**What needs to be done:** Copy nothing but the text: reproduce each line of the listing exactly and leave the pictures out.

**Supplied data:**
★ ★ ★ ★

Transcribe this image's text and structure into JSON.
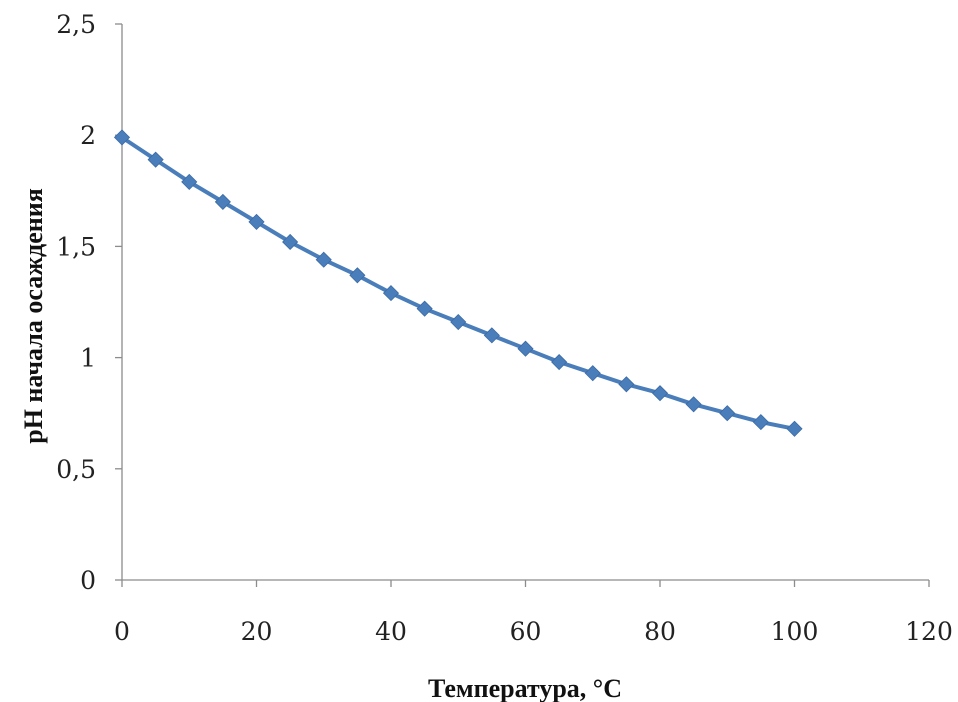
{
  "chart_data": {
    "type": "line",
    "title": "",
    "xlabel": "Температура, °C",
    "ylabel": "pH начала осаждения",
    "xlim": [
      0,
      120
    ],
    "ylim": [
      0,
      2.5
    ],
    "x_ticks": [
      "0",
      "20",
      "40",
      "60",
      "80",
      "100",
      "120"
    ],
    "y_ticks": [
      "0",
      "0,5",
      "1",
      "1,5",
      "2",
      "2,5"
    ],
    "grid": false,
    "legend": "none",
    "series": [
      {
        "color": "#4a7ebb",
        "marker": "diamond",
        "x": [
          0,
          5,
          10,
          15,
          20,
          25,
          30,
          35,
          40,
          45,
          50,
          55,
          60,
          65,
          70,
          75,
          80,
          85,
          90,
          95,
          100
        ],
        "y": [
          1.99,
          1.89,
          1.79,
          1.7,
          1.61,
          1.52,
          1.44,
          1.37,
          1.29,
          1.22,
          1.16,
          1.1,
          1.04,
          0.98,
          0.93,
          0.88,
          0.84,
          0.79,
          0.75,
          0.71,
          0.68
        ]
      }
    ]
  }
}
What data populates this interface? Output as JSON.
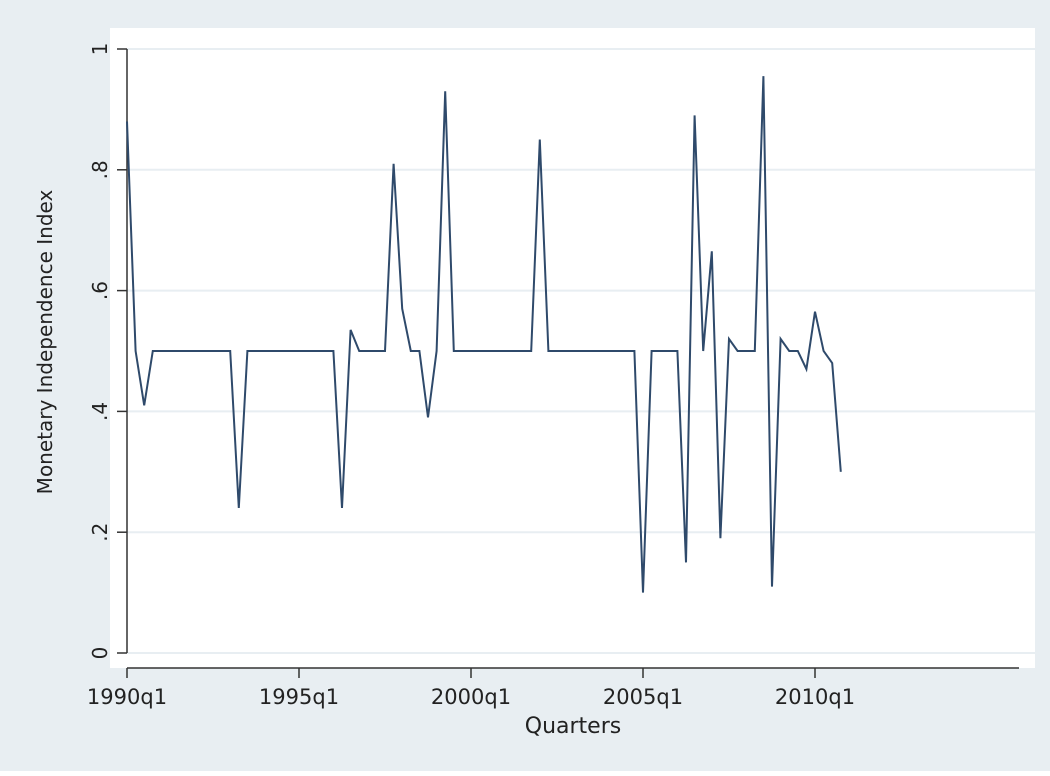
{
  "chart_data": {
    "type": "line",
    "title": "",
    "xlabel": "Quarters",
    "ylabel": "Monetary Independence Index",
    "x_start": "1990q1",
    "x_ticks": [
      "1990q1",
      "1995q1",
      "2000q1",
      "2005q1",
      "2010q1"
    ],
    "y_ticks": [
      "0",
      ".2",
      ".4",
      ".6",
      ".8",
      "1"
    ],
    "ylim": [
      0,
      1
    ],
    "xlim": [
      "1990q1",
      "2010q4"
    ],
    "grid": true,
    "legend": "none",
    "colors": {
      "outer_background": "#e8eef2",
      "plot_background": "#ffffff",
      "grid": "#e8eef2",
      "line": "#2f4a6b",
      "axis": "#333333"
    },
    "series": [
      {
        "name": "",
        "x": [
          "1990q1",
          "1990q2",
          "1990q3",
          "1990q4",
          "1991q1",
          "1991q2",
          "1991q3",
          "1991q4",
          "1992q1",
          "1992q2",
          "1992q3",
          "1992q4",
          "1993q1",
          "1993q2",
          "1993q3",
          "1993q4",
          "1994q1",
          "1994q2",
          "1994q3",
          "1994q4",
          "1995q1",
          "1995q2",
          "1995q3",
          "1995q4",
          "1996q1",
          "1996q2",
          "1996q3",
          "1996q4",
          "1997q1",
          "1997q2",
          "1997q3",
          "1997q4",
          "1998q1",
          "1998q2",
          "1998q3",
          "1998q4",
          "1999q1",
          "1999q2",
          "1999q3",
          "1999q4",
          "2000q1",
          "2000q2",
          "2000q3",
          "2000q4",
          "2001q1",
          "2001q2",
          "2001q3",
          "2001q4",
          "2002q1",
          "2002q2",
          "2002q3",
          "2002q4",
          "2003q1",
          "2003q2",
          "2003q3",
          "2003q4",
          "2004q1",
          "2004q2",
          "2004q3",
          "2004q4",
          "2005q1",
          "2005q2",
          "2005q3",
          "2005q4",
          "2006q1",
          "2006q2",
          "2006q3",
          "2006q4",
          "2007q1",
          "2007q2",
          "2007q3",
          "2007q4",
          "2008q1",
          "2008q2",
          "2008q3",
          "2008q4",
          "2009q1",
          "2009q2",
          "2009q3",
          "2009q4",
          "2010q1",
          "2010q2",
          "2010q3",
          "2010q4"
        ],
        "values": [
          0.88,
          0.5,
          0.41,
          0.5,
          0.5,
          0.5,
          0.5,
          0.5,
          0.5,
          0.5,
          0.5,
          0.5,
          0.5,
          0.24,
          0.5,
          0.5,
          0.5,
          0.5,
          0.5,
          0.5,
          0.5,
          0.5,
          0.5,
          0.5,
          0.5,
          0.24,
          0.535,
          0.5,
          0.5,
          0.5,
          0.5,
          0.81,
          0.57,
          0.5,
          0.5,
          0.39,
          0.5,
          0.93,
          0.5,
          0.5,
          0.5,
          0.5,
          0.5,
          0.5,
          0.5,
          0.5,
          0.5,
          0.5,
          0.85,
          0.5,
          0.5,
          0.5,
          0.5,
          0.5,
          0.5,
          0.5,
          0.5,
          0.5,
          0.5,
          0.5,
          0.1,
          0.5,
          0.5,
          0.5,
          0.5,
          0.15,
          0.89,
          0.5,
          0.665,
          0.19,
          0.52,
          0.5,
          0.5,
          0.5,
          0.955,
          0.11,
          0.52,
          0.5,
          0.5,
          0.47,
          0.565,
          0.5,
          0.48,
          0.3
        ]
      }
    ]
  }
}
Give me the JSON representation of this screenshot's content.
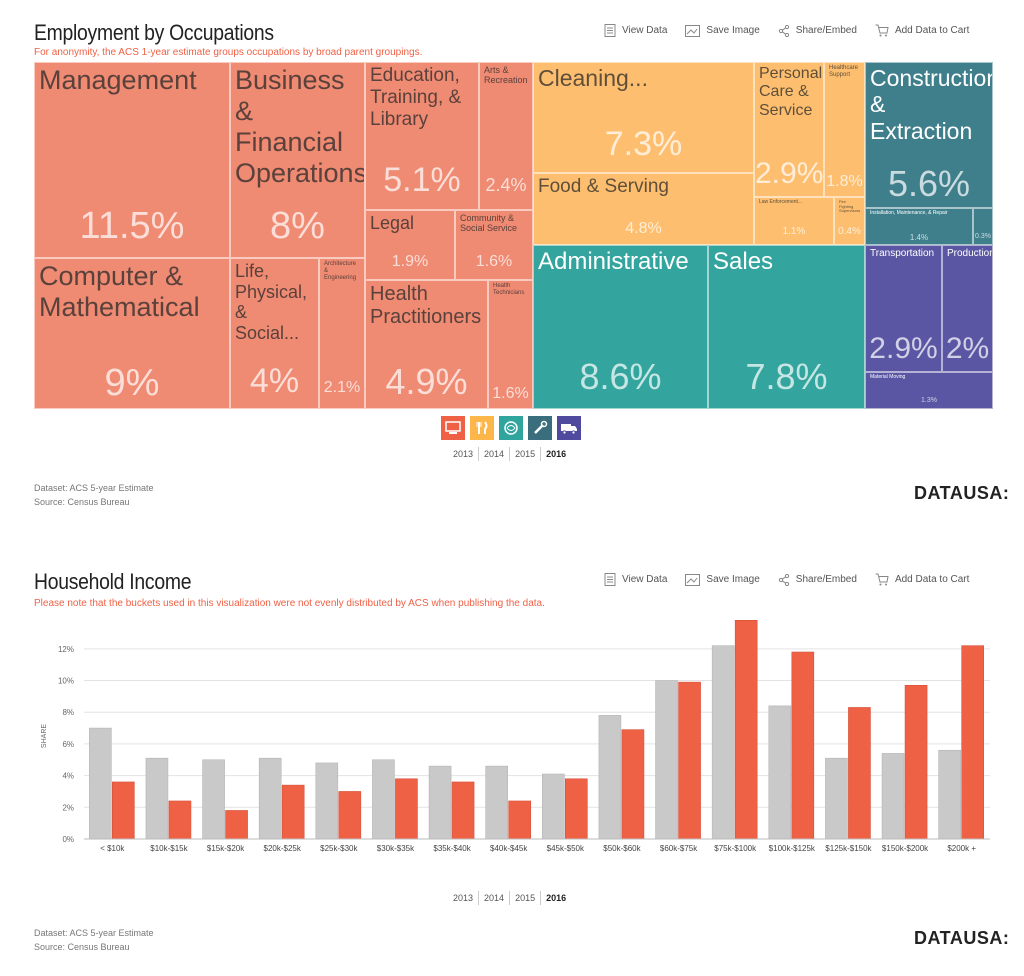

★ ★ ★ ★

**Finished task:**
Transcribe this image's text and structure into JSON.
{
  "chart_data": {
    "type": "line",
    "title": "",
    "xlabel": "Температура, °C",
    "ylabel": "pH начала осаждения",
    "xlim": [
      0,
      120
    ],
    "ylim": [
      0,
      2.5
    ],
    "x_ticks": [
      "0",
      "20",
      "40",
      "60",
      "80",
      "100",
      "120"
    ],
    "y_ticks": [
      "0",
      "0,5",
      "1",
      "1,5",
      "2",
      "2,5"
    ],
    "grid": false,
    "legend": "none",
    "series": [
      {
        "color": "#4a7ebb",
        "marker": "diamond",
        "x": [
          0,
          5,
          10,
          15,
          20,
          25,
          30,
          35,
          40,
          45,
          50,
          55,
          60,
          65,
          70,
          75,
          80,
          85,
          90,
          95,
          100
        ],
        "y": [
          1.99,
          1.89,
          1.79,
          1.7,
          1.61,
          1.52,
          1.44,
          1.37,
          1.29,
          1.22,
          1.16,
          1.1,
          1.04,
          0.98,
          0.93,
          0.88,
          0.84,
          0.79,
          0.75,
          0.71,
          0.68
        ]
      }
    ]
  }
}
What data populates this interface? Output as JSON.
{
  "chart_data": {
    "type": "line",
    "title": "",
    "xlabel": "Quarters",
    "ylabel": "Monetary Independence Index",
    "x_start": "1990q1",
    "x_ticks": [
      "1990q1",
      "1995q1",
      "2000q1",
      "2005q1",
      "2010q1"
    ],
    "y_ticks": [
      "0",
      ".2",
      ".4",
      ".6",
      ".8",
      "1"
    ],
    "ylim": [
      0,
      1
    ],
    "xlim": [
      "1990q1",
      "2010q4"
    ],
    "grid": true,
    "legend": "none",
    "colors": {
      "outer_background": "#e8eef2",
      "plot_background": "#ffffff",
      "grid": "#e8eef2",
      "line": "#2f4a6b",
      "axis": "#333333"
    },
    "series": [
      {
        "name": "",
        "x": [
          "1990q1",
          "1990q2",
          "1990q3",
          "1990q4",
          "1991q1",
          "1991q2",
          "1991q3",
          "1991q4",
          "1992q1",
          "1992q2",
          "1992q3",
          "1992q4",
          "1993q1",
          "1993q2",
          "1993q3",
          "1993q4",
          "1994q1",
          "1994q2",
          "1994q3",
          "1994q4",
          "1995q1",
          "1995q2",
          "1995q3",
          "1995q4",
          "1996q1",
          "1996q2",
          "1996q3",
          "1996q4",
          "1997q1",
          "1997q2",
          "1997q3",
          "1997q4",
          "1998q1",
          "1998q2",
          "1998q3",
          "1998q4",
          "1999q1",
          "1999q2",
          "1999q3",
          "1999q4",
          "2000q1",
          "2000q2",
          "2000q3",
          "2000q4",
          "2001q1",
          "2001q2",
          "2001q3",
          "2001q4",
          "2002q1",
          "2002q2",
          "2002q3",
          "2002q4",
          "2003q1",
          "2003q2",
          "2003q3",
          "2003q4",
          "2004q1",
          "2004q2",
          "2004q3",
          "2004q4",
          "2005q1",
          "2005q2",
          "2005q3",
          "2005q4",
          "2006q1",
          "2006q2",
          "2006q3",
          "2006q4",
          "2007q1",
          "2007q2",
          "2007q3",
          "2007q4",
          "2008q1",
          "2008q2",
          "2008q3",
          "2008q4",
          "2009q1",
          "2009q2",
          "2009q3",
          "2009q4",
          "2010q1",
          "2010q2",
          "2010q3",
          "2010q4"
        ],
        "values": [
          0.88,
          0.5,
          0.41,
          0.5,
          0.5,
          0.5,
          0.5,
          0.5,
          0.5,
          0.5,
          0.5,
          0.5,
          0.5,
          0.24,
          0.5,
          0.5,
          0.5,
          0.5,
          0.5,
          0.5,
          0.5,
          0.5,
          0.5,
          0.5,
          0.5,
          0.24,
          0.535,
          0.5,
          0.5,
          0.5,
          0.5,
          0.81,
          0.57,
          0.5,
          0.5,
          0.39,
          0.5,
          0.93,
          0.5,
          0.5,
          0.5,
          0.5,
          0.5,
          0.5,
          0.5,
          0.5,
          0.5,
          0.5,
          0.85,
          0.5,
          0.5,
          0.5,
          0.5,
          0.5,
          0.5,
          0.5,
          0.5,
          0.5,
          0.5,
          0.5,
          0.1,
          0.5,
          0.5,
          0.5,
          0.5,
          0.15,
          0.89,
          0.5,
          0.665,
          0.19,
          0.52,
          0.5,
          0.5,
          0.5,
          0.955,
          0.11,
          0.52,
          0.5,
          0.5,
          0.47,
          0.565,
          0.5,
          0.48,
          0.3
        ]
      }
    ]
  }
}
Give me the JSON representation of this screenshot's content.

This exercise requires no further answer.